- _REQUIREMENTS_
Set the following entries down again exactly, line by line.

[Some records]
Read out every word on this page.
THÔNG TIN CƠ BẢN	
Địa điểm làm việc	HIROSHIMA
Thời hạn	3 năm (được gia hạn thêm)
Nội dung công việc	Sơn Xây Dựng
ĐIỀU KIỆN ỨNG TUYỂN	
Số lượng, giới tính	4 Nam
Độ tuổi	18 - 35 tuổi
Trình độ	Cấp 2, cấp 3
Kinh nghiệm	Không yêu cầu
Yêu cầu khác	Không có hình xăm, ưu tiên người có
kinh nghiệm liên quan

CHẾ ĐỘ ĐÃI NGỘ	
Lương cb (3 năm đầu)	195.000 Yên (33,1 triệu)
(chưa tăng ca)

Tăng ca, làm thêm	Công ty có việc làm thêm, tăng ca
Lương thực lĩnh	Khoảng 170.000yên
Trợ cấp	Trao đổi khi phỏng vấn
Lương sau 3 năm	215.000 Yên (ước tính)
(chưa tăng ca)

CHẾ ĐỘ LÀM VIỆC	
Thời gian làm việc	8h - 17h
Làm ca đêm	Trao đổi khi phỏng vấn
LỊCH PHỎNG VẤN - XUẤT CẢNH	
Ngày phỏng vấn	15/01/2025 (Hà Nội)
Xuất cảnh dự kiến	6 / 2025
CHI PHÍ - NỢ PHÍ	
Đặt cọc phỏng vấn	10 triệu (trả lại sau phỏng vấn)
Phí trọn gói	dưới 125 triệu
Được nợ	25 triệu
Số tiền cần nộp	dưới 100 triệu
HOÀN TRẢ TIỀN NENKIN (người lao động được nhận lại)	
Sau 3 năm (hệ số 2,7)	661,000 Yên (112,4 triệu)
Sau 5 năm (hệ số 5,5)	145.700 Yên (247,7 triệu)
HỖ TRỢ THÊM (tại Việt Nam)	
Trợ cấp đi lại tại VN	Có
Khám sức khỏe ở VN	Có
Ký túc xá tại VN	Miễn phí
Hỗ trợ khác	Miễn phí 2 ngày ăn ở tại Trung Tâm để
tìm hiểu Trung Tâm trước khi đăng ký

- _RESPONSE TO THE EXERCISE_
Read out every word on this page.
THÔNG TIN CƠ BẢN	
Địa điểm làm việc	HIROSHIMA
Thời hạn	3 năm (được gia hạn thêm)
Nội dung công việc	Sơn Xây Dựng
ĐIỀU KIỆN ỨNG TUYỂN	
Số lượng, giới tính	4 Nam
Độ tuổi	18 - 35 tuổi
Trình độ	Cấp 2, cấp 3
Kinh nghiệm	Không yêu cầu
Yêu cầu khác	Không có hình xăm, ưu tiên người có
kinh nghiệm liên quan

CHẾ ĐỘ ĐÃI NGỘ	
Lương cb (3 năm đầu)	195.000 Yên (33,1 triệu)
(chưa tăng ca)

Tăng ca, làm thêm	Công ty có việc làm thêm, tăng ca
Lương thực lĩnh	Khoảng 170.000yên
Trợ cấp	Trao đổi khi phỏng vấn
Lương sau 3 năm	215.000 Yên (ước tính)
(chưa tăng ca)

CHẾ ĐỘ LÀM VIỆC	
Thời gian làm việc	8h - 17h
Làm ca đêm	Trao đổi khi phỏng vấn
LỊCH PHỎNG VẤN - XUẤT CẢNH	
Ngày phỏng vấn	15/01/2025 (Hà Nội)
Xuất cảnh dự kiến	6 / 2025
CHI PHÍ - NỢ PHÍ	
Đặt cọc phỏng vấn	10 triệu (trả lại sau phỏng vấn)
Phí trọn gói	dưới 125 triệu
Được nợ	25 triệu
Số tiền cần nộp	dưới 100 triệu
HOÀN TRẢ TIỀN NENKIN (người lao động được nhận lại)	
Sau 3 năm (hệ số 2,7)	661,000 Yên (112,4 triệu)
Sau 5 năm (hệ số 5,5)	145.700 Yên (247,7 triệu)
HỖ TRỢ THÊM (tại Việt Nam)	
Trợ cấp đi lại tại VN	Có
Khám sức khỏe ở VN	Có
Ký túc xá tại VN	Miễn phí
Hỗ trợ khác	Miễn phí 2 ngày ăn ở tại Trung Tâm để
tìm hiểu Trung Tâm trước khi đăng ký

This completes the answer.